#### TASK INPUTS

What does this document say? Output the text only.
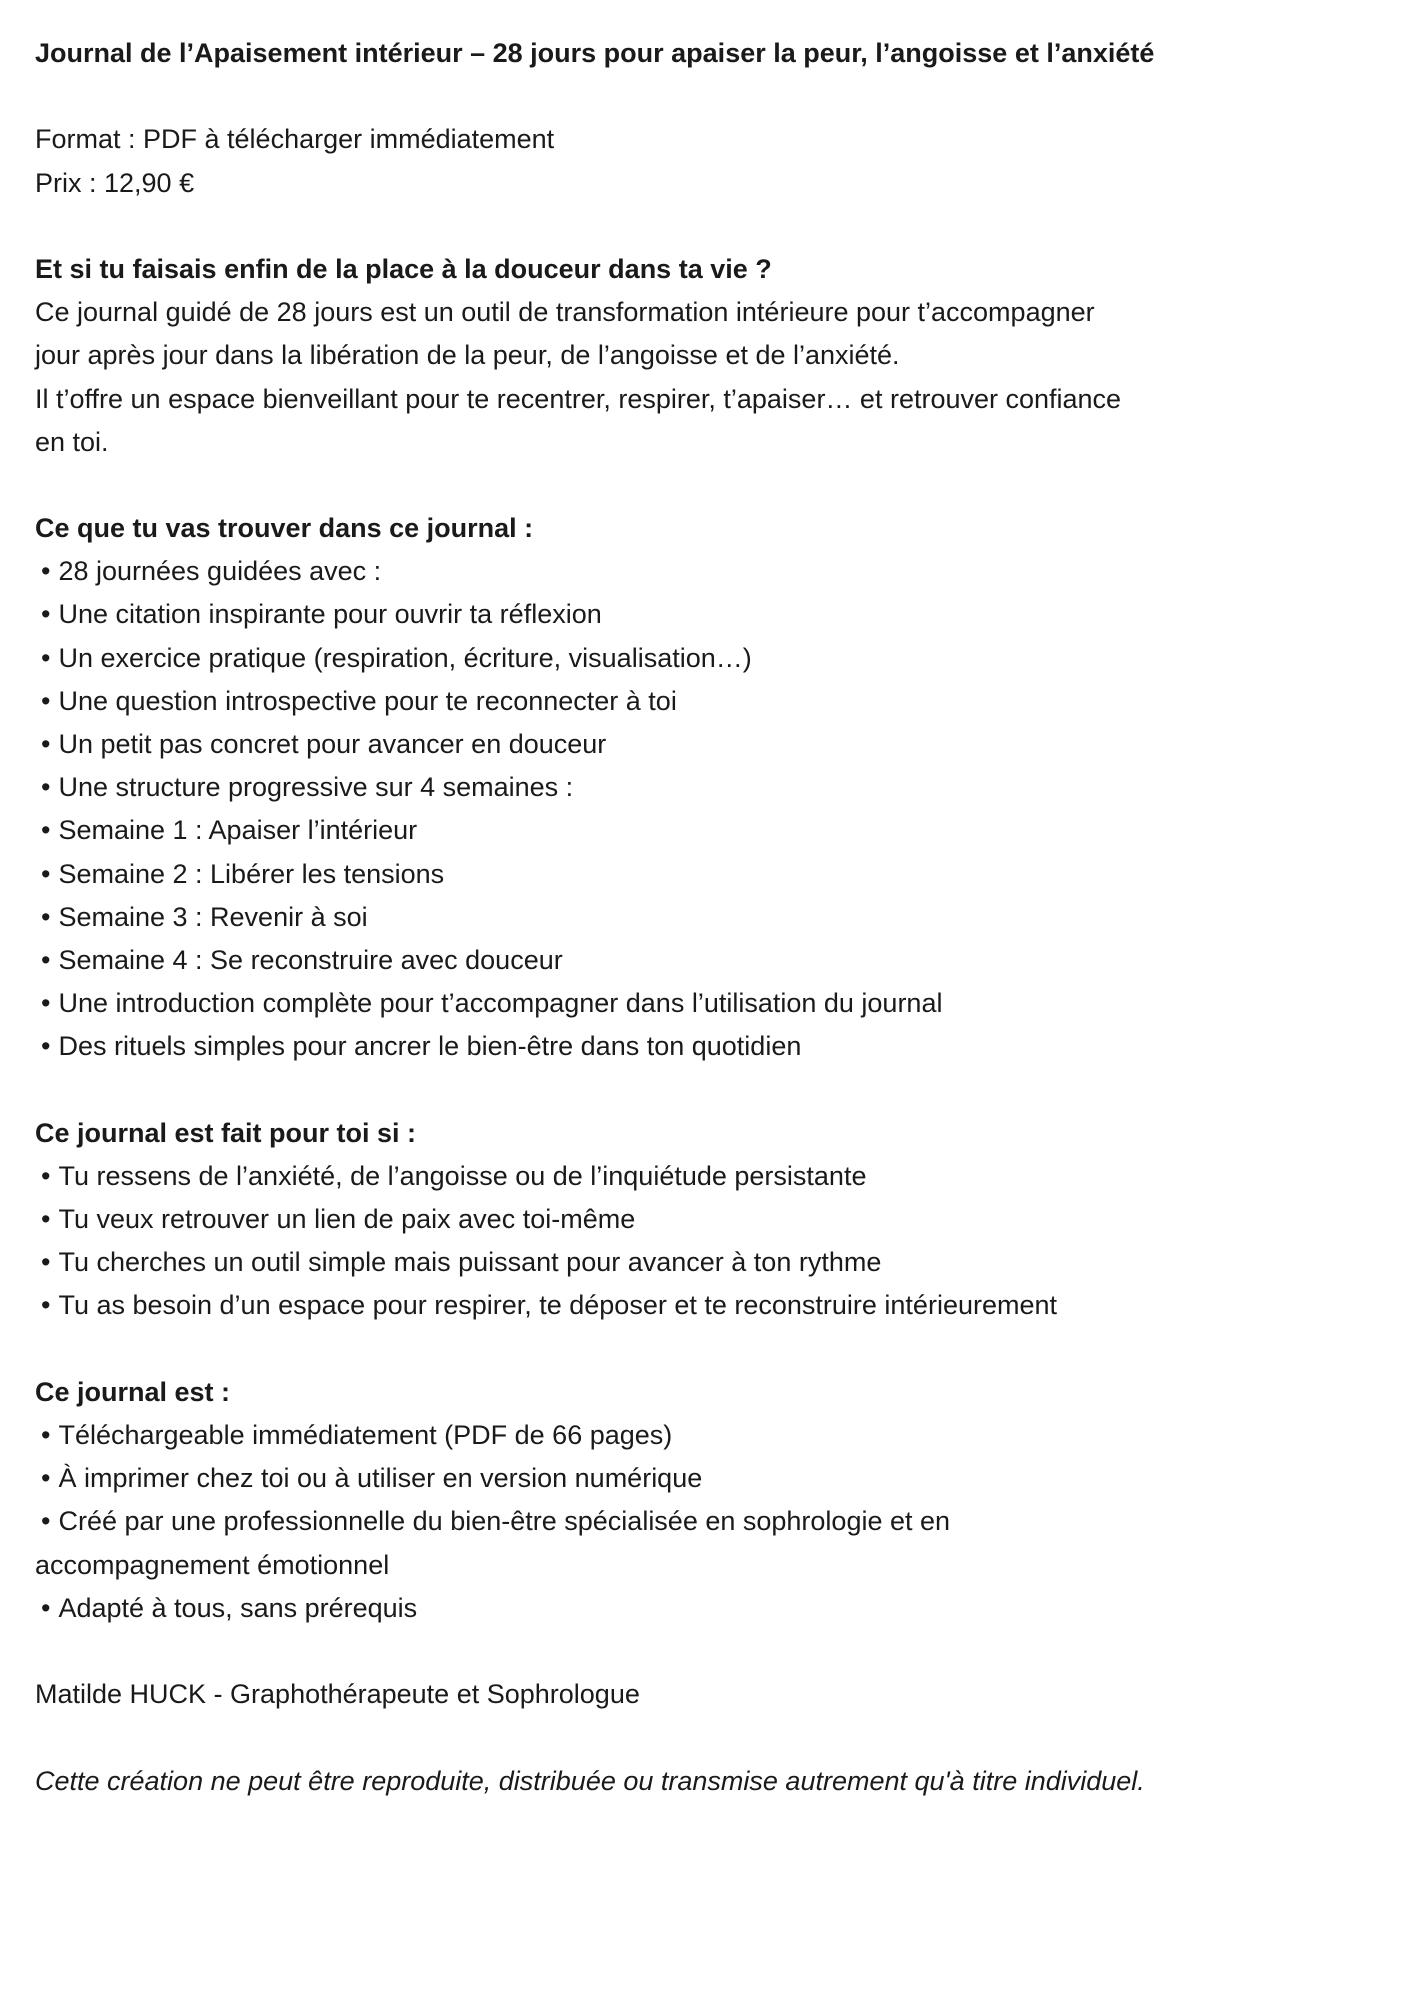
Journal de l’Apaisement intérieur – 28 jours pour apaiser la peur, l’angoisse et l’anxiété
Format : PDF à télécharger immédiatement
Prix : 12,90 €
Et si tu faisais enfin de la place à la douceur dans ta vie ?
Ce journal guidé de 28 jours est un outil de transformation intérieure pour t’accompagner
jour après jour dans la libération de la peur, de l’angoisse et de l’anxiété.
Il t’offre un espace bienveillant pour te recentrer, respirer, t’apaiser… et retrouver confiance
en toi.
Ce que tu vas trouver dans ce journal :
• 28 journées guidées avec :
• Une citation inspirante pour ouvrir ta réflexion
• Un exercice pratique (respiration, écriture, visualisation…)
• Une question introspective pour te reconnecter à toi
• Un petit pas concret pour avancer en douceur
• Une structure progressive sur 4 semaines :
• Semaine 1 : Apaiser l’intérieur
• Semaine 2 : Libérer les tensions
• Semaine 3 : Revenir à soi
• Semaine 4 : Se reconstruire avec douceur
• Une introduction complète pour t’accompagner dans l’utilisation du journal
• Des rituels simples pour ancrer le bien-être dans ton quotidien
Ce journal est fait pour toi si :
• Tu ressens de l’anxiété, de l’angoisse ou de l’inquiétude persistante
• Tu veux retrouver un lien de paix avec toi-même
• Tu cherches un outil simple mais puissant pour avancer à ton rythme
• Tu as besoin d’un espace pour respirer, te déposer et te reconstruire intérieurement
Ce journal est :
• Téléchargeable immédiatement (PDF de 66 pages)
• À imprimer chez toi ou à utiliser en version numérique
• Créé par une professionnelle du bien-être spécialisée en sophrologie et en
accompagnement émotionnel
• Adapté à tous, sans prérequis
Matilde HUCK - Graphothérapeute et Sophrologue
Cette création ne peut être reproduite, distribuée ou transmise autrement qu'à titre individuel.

########
#### TASK INPUTS

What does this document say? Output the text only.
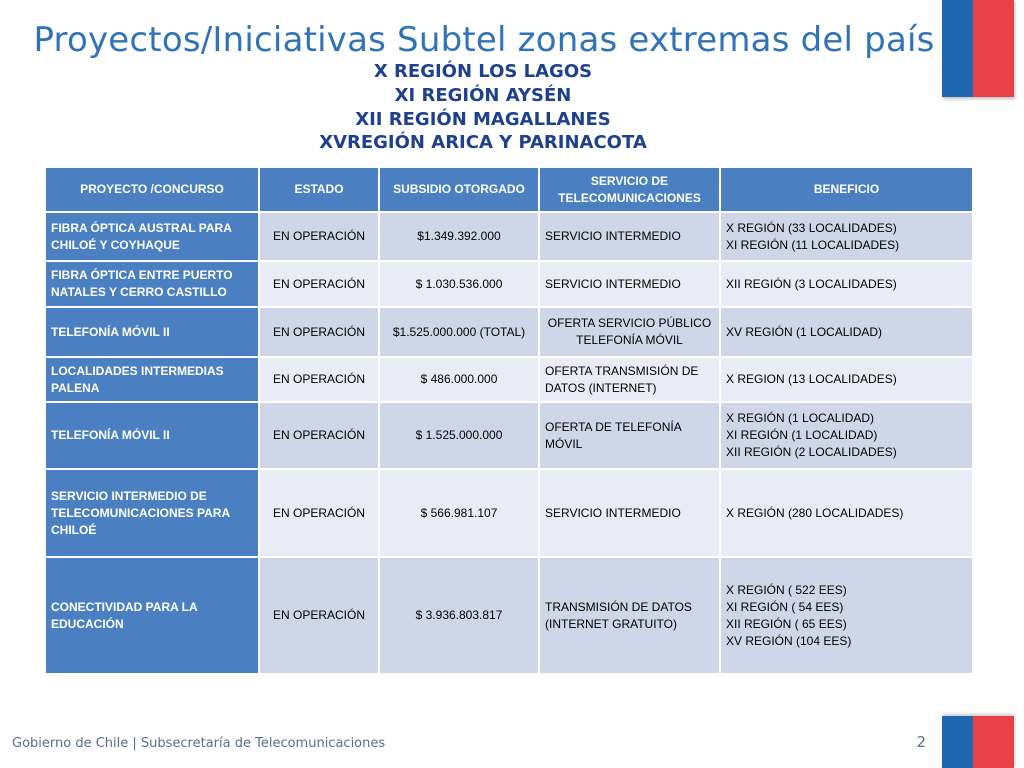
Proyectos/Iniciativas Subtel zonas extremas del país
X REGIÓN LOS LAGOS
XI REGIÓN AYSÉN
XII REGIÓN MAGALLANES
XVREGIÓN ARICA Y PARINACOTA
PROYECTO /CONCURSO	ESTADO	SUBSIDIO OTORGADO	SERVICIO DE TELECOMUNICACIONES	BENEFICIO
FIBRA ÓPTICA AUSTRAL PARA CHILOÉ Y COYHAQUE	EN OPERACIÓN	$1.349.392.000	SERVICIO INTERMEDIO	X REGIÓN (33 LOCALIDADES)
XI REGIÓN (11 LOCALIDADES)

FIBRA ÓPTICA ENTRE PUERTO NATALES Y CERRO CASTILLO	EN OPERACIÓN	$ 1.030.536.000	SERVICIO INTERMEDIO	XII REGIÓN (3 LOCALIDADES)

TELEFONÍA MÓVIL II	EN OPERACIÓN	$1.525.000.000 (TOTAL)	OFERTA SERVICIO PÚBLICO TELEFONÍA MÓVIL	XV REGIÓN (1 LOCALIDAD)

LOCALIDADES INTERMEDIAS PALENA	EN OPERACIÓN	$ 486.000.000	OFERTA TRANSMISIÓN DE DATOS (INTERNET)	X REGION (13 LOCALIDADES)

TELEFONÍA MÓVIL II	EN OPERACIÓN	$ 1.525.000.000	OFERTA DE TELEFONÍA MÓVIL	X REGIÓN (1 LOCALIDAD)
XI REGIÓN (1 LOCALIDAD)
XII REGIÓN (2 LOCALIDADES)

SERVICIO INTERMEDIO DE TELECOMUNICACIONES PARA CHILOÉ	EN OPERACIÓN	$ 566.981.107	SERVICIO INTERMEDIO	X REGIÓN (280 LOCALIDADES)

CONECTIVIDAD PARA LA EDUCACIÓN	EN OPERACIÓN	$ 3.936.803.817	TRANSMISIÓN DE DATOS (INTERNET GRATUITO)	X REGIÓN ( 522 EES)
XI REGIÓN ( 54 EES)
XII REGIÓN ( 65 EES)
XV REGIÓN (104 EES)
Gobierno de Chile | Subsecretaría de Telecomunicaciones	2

########

■ WHAT THIS TASK INVOLVES:
Find each line holding the string "espace" and copy it out.

■ PROBLEM SOLUTION:
Il t’offre un espace bienveillant pour te recentrer, respirer, t’apaiser… et retrouver confiance
• Tu as besoin d’un espace pour respirer, te déposer et te reconstruire intérieurement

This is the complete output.